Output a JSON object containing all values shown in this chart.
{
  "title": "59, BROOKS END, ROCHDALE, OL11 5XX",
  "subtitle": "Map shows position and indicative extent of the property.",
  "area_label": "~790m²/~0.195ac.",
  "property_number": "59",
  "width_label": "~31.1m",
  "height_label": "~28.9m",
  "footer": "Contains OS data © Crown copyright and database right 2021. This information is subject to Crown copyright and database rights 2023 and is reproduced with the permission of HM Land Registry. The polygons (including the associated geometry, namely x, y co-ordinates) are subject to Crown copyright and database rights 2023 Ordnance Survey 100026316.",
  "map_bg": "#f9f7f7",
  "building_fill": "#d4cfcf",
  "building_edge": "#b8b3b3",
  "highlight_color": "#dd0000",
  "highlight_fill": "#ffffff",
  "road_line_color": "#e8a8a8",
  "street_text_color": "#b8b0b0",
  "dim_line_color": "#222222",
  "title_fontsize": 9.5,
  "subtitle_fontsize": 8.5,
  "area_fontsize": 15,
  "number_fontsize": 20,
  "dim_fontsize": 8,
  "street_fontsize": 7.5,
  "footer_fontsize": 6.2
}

++++++

Given task
From the listing above, reproduce all the lines exactly.

Result of the exercise
Output a JSON object containing all values shown in this chart.
{
  "title": "59, BROOKS END, ROCHDALE, OL11 5XX",
  "subtitle": "Map shows position and indicative extent of the property.",
  "area_label": "~790m²/~0.195ac.",
  "property_number": "59",
  "width_label": "~31.1m",
  "height_label": "~28.9m",
  "footer": "Contains OS data © Crown copyright and database right 2021. This information is subject to Crown copyright and database rights 2023 and is reproduced with the permission of HM Land Registry. The polygons (including the associated geometry, namely x, y co-ordinates) are subject to Crown copyright and database rights 2023 Ordnance Survey 100026316.",
  "map_bg": "#f9f7f7",
  "building_fill": "#d4cfcf",
  "building_edge": "#b8b3b3",
  "highlight_color": "#dd0000",
  "highlight_fill": "#ffffff",
  "road_line_color": "#e8a8a8",
  "street_text_color": "#b8b0b0",
  "dim_line_color": "#222222",
  "title_fontsize": 9.5,
  "subtitle_fontsize": 8.5,
  "area_fontsize": 15,
  "number_fontsize": 20,
  "dim_fontsize": 8,
  "street_fontsize": 7.5,
  "footer_fontsize": 6.2
}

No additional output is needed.